## [Set problem]
Locate "What's the underlying" in the records below, then copy its line and every following line exactly, without the pictures.

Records
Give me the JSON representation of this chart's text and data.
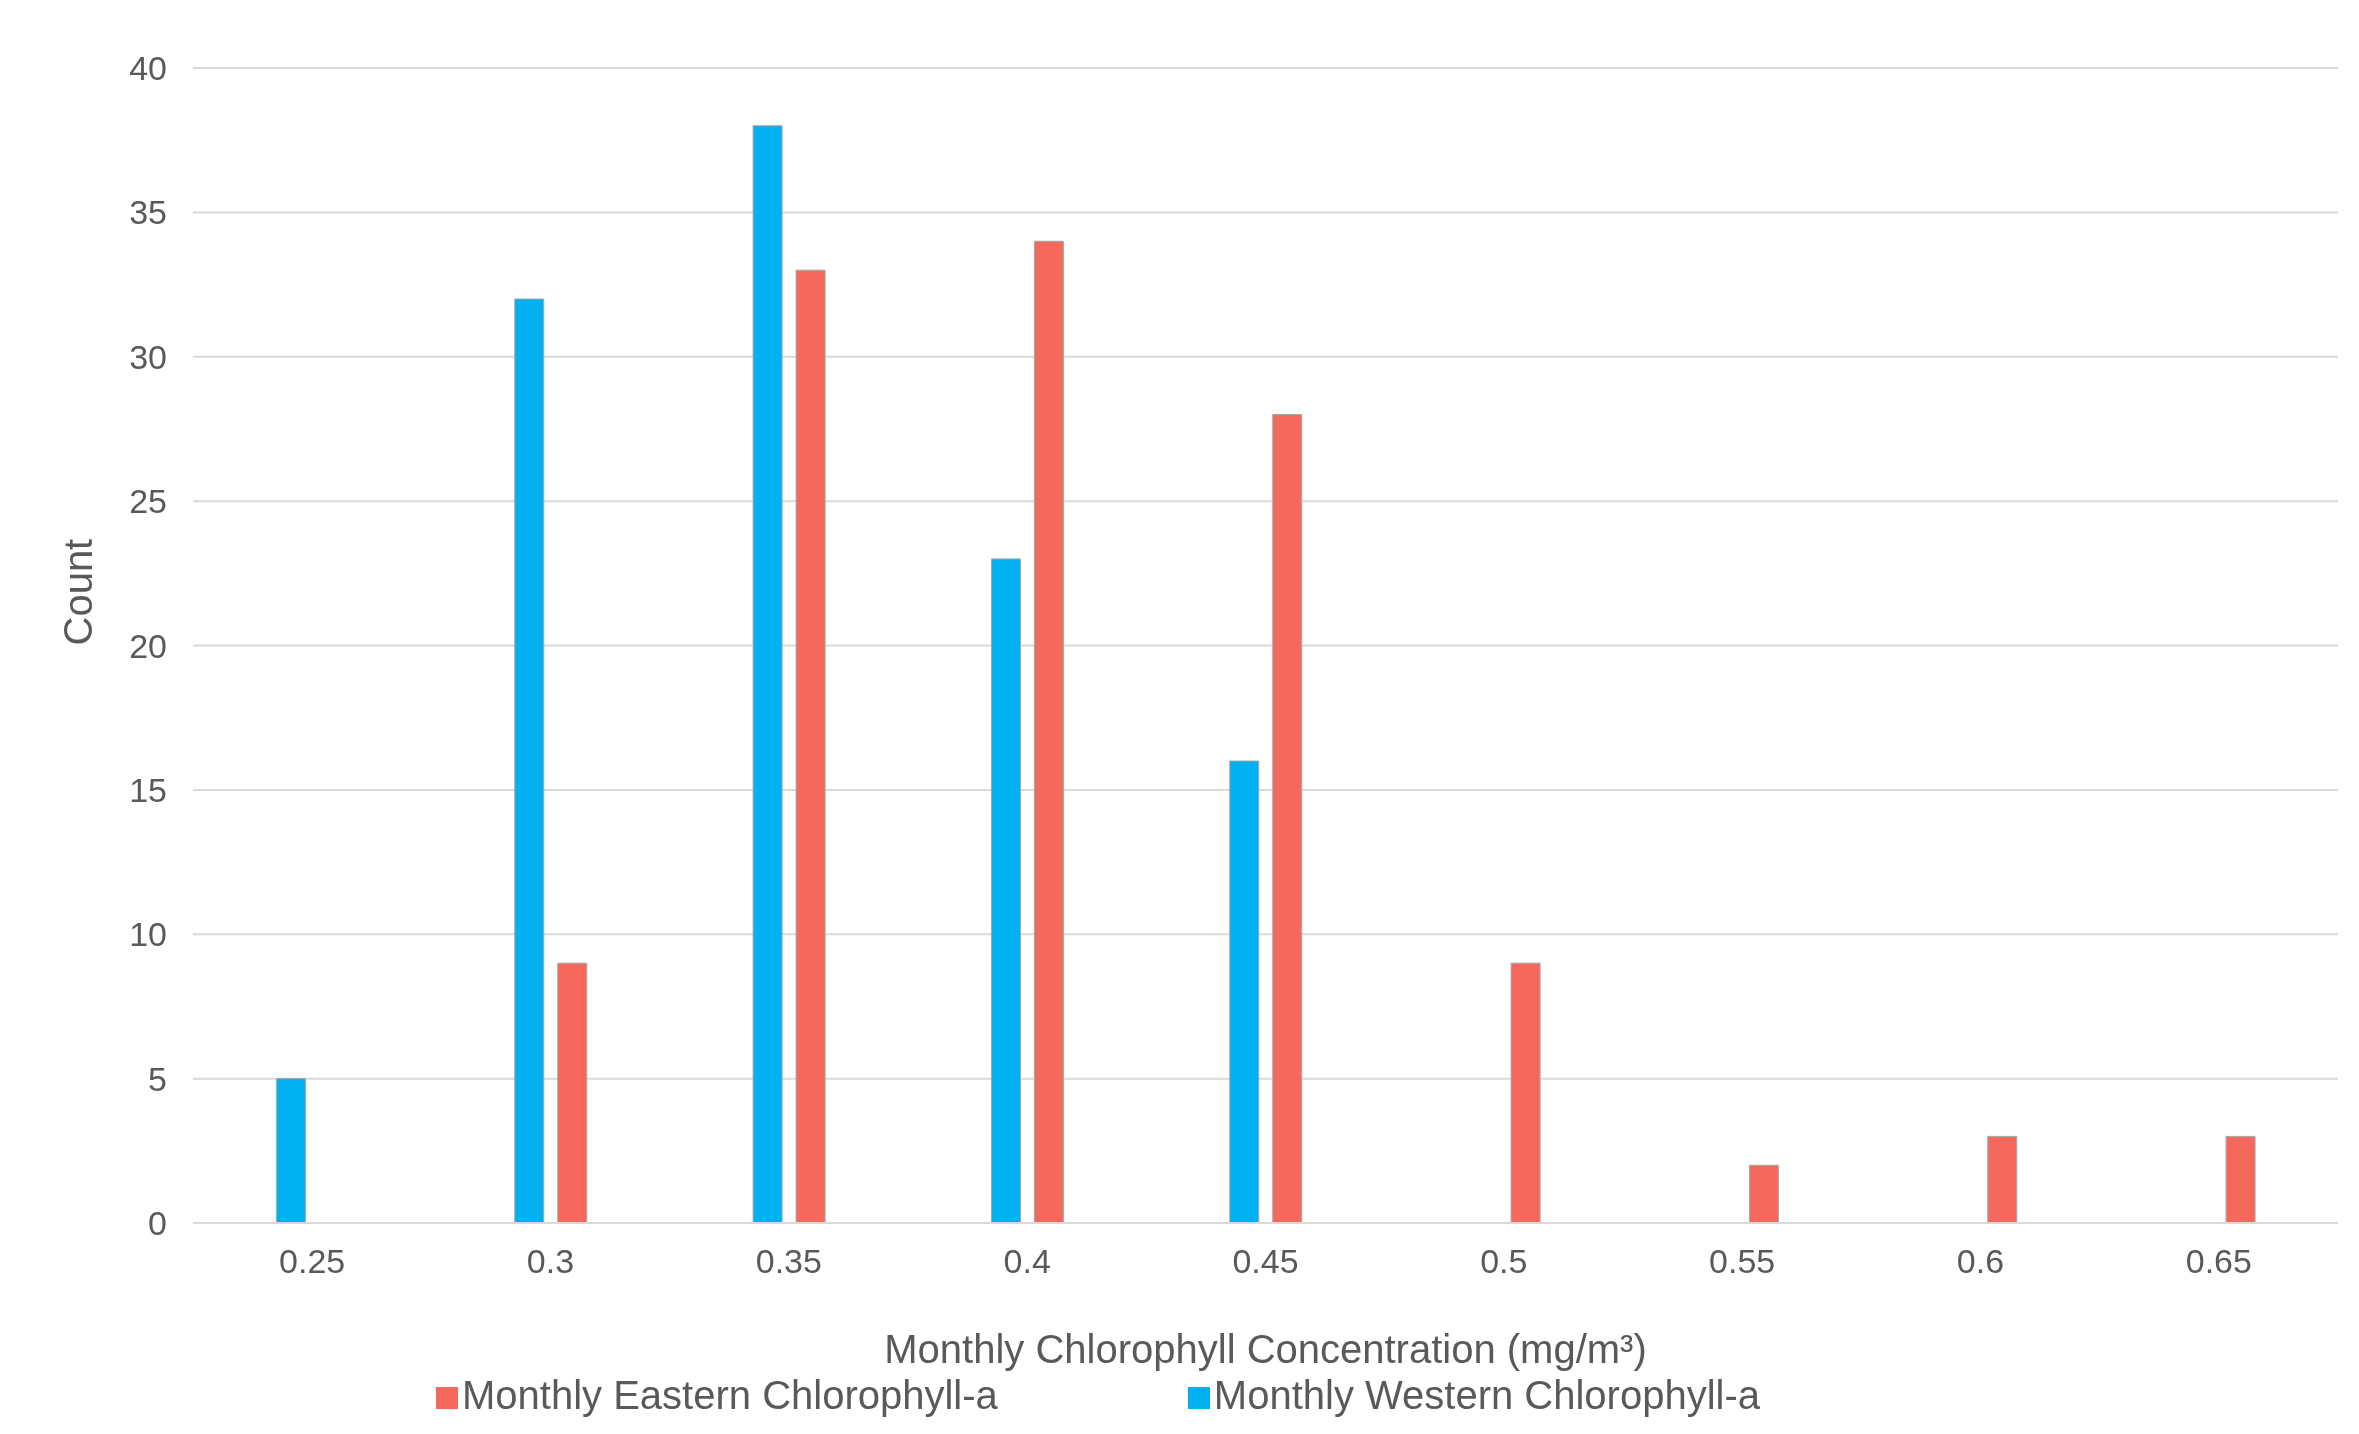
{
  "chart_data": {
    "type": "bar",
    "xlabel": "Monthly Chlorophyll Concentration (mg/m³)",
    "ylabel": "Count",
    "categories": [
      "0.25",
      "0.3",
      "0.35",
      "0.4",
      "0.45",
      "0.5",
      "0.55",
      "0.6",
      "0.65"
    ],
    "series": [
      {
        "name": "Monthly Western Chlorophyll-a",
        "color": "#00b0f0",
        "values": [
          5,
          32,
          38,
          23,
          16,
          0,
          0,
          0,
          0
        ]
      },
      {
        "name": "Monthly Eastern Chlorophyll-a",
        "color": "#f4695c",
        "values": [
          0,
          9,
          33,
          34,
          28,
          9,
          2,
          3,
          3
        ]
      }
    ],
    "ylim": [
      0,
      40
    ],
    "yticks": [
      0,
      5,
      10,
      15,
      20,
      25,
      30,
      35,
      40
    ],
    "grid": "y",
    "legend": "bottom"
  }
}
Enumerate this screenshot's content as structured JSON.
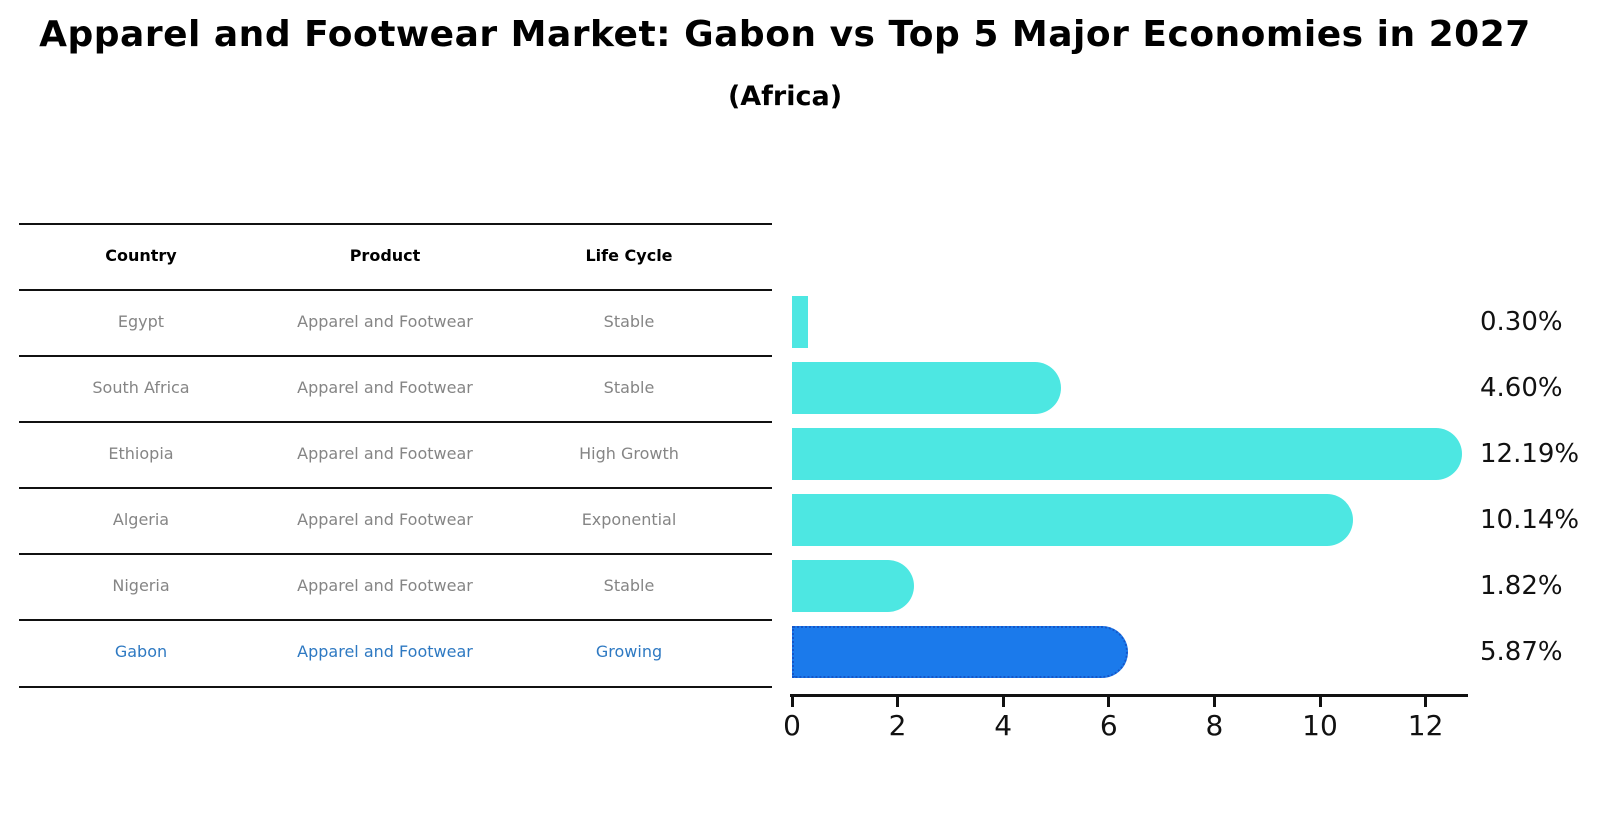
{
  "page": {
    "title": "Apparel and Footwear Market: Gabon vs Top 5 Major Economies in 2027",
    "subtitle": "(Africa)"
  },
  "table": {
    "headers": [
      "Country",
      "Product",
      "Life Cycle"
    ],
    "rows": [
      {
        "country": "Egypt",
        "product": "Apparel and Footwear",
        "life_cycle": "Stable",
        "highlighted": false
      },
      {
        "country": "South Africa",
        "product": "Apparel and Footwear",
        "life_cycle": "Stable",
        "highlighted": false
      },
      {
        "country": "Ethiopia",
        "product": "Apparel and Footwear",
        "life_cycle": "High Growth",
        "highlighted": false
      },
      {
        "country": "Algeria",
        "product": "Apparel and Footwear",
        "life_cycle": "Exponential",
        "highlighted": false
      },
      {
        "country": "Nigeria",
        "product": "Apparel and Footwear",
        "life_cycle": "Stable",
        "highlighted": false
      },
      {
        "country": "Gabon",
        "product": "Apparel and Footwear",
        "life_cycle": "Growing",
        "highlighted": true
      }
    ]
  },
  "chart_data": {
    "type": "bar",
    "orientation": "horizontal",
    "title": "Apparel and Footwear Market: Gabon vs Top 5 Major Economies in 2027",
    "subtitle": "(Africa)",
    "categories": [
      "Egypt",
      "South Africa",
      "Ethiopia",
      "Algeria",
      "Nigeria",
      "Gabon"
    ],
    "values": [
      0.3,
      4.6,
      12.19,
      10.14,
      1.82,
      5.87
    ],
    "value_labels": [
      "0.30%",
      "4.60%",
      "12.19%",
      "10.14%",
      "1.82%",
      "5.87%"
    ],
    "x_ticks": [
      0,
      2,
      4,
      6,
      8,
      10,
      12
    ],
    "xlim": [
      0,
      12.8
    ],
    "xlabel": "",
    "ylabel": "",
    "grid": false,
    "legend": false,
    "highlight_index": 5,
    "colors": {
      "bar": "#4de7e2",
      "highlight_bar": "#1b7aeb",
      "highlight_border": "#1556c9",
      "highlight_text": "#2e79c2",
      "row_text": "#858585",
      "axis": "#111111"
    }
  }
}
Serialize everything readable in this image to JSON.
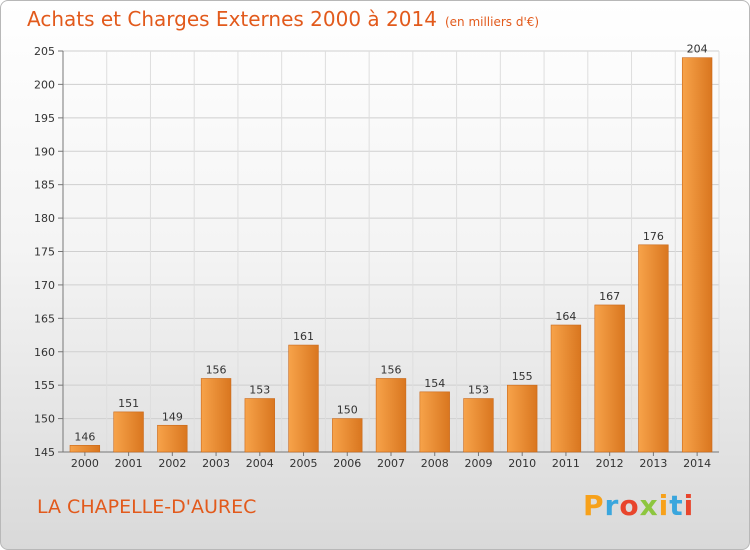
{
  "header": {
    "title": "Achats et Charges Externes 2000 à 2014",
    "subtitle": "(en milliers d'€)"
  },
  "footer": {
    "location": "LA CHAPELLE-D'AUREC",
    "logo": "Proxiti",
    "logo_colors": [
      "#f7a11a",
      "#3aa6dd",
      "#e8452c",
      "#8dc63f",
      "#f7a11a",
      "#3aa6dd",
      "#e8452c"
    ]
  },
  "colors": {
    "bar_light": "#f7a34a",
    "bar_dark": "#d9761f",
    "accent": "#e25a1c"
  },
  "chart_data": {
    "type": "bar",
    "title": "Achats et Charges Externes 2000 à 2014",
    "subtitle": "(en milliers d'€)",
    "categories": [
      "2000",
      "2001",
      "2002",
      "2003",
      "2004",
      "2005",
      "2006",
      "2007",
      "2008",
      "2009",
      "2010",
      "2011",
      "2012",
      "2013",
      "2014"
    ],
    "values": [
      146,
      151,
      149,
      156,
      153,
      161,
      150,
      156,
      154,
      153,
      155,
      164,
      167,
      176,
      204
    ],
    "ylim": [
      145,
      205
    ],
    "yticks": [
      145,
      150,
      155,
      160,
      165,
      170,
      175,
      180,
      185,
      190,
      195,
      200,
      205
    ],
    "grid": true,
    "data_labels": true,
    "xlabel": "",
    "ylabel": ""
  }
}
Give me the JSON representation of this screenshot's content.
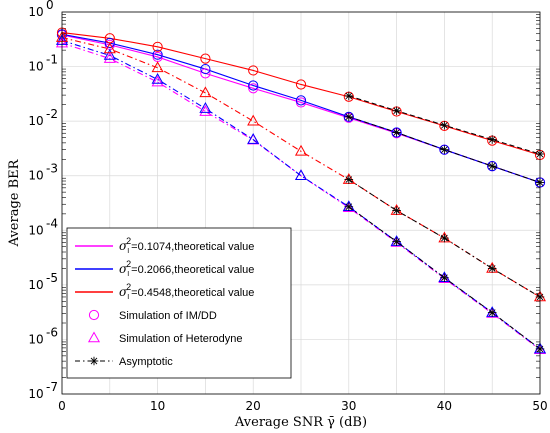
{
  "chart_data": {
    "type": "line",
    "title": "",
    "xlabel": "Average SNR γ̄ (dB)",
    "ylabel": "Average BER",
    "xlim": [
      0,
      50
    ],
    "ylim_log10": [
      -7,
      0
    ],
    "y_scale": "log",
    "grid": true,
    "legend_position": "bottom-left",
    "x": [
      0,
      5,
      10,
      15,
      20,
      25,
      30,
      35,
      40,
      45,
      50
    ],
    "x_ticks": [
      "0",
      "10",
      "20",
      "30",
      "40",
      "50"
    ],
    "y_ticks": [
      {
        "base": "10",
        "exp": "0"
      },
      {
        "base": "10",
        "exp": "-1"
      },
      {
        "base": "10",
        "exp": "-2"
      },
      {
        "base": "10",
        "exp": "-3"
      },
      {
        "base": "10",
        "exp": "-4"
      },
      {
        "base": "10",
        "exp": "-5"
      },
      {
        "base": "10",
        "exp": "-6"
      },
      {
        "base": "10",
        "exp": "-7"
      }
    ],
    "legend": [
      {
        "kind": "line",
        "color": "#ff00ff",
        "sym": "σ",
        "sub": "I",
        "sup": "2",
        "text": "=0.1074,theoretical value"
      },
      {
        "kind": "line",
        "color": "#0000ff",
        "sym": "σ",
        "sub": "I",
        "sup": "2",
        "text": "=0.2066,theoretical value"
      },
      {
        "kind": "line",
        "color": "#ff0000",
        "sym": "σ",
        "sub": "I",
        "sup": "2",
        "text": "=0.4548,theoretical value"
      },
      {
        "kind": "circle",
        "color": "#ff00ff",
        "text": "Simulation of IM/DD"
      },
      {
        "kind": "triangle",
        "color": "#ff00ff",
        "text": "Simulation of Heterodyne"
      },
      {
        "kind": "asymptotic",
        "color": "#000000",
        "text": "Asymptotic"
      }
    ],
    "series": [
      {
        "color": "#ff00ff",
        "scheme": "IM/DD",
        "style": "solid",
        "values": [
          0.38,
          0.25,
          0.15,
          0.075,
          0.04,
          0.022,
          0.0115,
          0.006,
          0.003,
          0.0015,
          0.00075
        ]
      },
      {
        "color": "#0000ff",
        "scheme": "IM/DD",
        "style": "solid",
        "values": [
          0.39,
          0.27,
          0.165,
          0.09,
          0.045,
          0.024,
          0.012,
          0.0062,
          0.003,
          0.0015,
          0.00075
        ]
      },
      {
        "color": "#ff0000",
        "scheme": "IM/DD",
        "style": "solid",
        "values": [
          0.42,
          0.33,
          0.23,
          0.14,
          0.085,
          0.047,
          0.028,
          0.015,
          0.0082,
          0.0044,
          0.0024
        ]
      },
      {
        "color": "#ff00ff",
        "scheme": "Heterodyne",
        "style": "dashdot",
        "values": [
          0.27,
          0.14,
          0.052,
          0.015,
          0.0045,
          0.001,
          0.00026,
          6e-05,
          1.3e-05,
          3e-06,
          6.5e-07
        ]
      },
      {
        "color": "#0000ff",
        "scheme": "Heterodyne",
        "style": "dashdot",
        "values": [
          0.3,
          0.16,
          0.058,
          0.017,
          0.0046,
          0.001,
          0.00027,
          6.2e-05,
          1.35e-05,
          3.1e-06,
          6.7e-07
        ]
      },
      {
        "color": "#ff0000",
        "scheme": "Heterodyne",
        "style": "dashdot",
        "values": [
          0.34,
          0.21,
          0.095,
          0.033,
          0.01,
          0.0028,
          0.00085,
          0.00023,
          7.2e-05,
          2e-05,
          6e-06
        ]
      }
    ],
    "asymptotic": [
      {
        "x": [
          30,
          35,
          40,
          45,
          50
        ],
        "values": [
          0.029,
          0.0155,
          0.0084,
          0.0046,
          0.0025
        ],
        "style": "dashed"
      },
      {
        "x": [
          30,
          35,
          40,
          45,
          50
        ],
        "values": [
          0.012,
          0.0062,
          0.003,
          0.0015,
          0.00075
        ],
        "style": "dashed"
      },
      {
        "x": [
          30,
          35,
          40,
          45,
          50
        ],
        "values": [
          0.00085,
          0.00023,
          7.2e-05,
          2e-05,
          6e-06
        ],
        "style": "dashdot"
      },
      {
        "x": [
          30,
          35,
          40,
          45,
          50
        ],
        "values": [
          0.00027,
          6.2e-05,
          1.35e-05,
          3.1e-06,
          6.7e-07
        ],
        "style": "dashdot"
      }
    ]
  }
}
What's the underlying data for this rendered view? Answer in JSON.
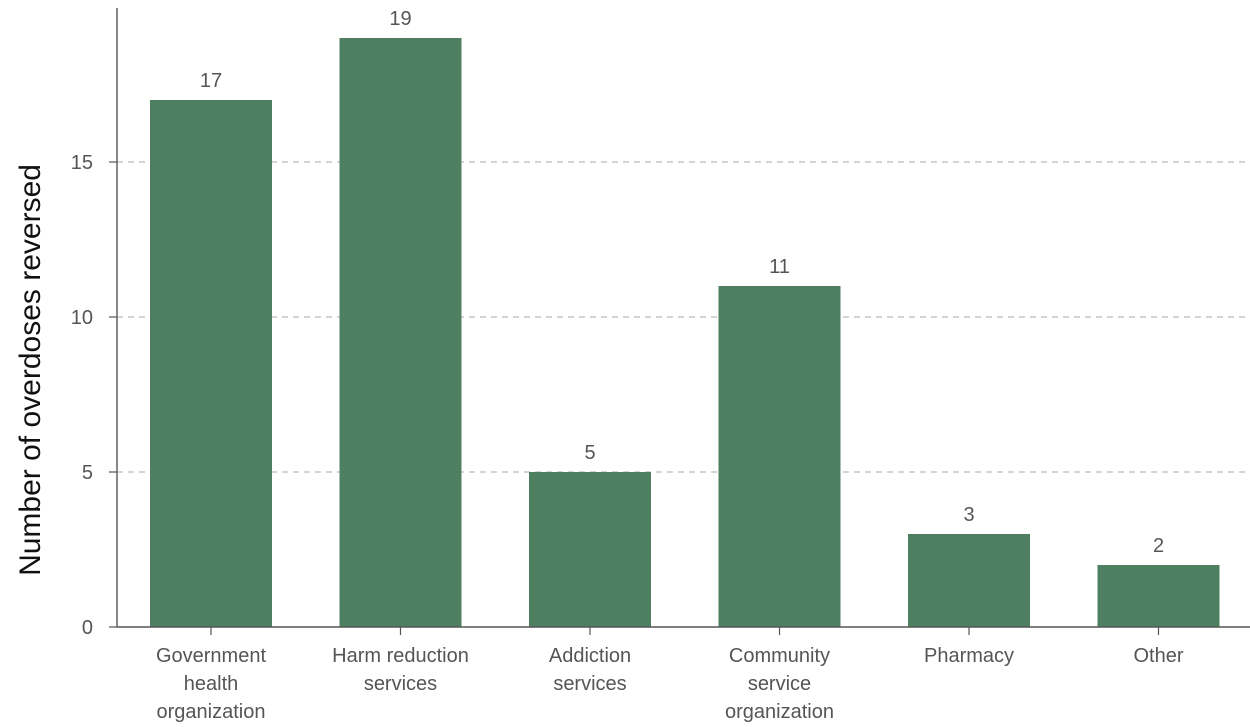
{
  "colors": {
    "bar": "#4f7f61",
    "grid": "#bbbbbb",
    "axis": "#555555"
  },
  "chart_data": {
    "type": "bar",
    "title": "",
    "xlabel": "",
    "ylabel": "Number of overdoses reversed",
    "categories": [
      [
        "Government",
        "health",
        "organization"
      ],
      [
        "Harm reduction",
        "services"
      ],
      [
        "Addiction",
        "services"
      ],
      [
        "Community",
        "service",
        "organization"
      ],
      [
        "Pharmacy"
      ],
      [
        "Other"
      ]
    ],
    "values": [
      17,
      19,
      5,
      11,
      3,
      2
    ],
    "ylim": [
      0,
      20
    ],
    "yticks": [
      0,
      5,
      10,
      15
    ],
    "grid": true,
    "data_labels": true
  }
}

## [Full answer]
What's the underlying data for this rendered view? Answer in JSON.
{
  "colors": {
    "bar": "#4f7f61",
    "grid": "#bbbbbb",
    "axis": "#555555"
  },
  "chart_data": {
    "type": "bar",
    "title": "",
    "xlabel": "",
    "ylabel": "Number of overdoses reversed",
    "categories": [
      [
        "Government",
        "health",
        "organization"
      ],
      [
        "Harm reduction",
        "services"
      ],
      [
        "Addiction",
        "services"
      ],
      [
        "Community",
        "service",
        "organization"
      ],
      [
        "Pharmacy"
      ],
      [
        "Other"
      ]
    ],
    "values": [
      17,
      19,
      5,
      11,
      3,
      2
    ],
    "ylim": [
      0,
      20
    ],
    "yticks": [
      0,
      5,
      10,
      15
    ],
    "grid": true,
    "data_labels": true
  }
}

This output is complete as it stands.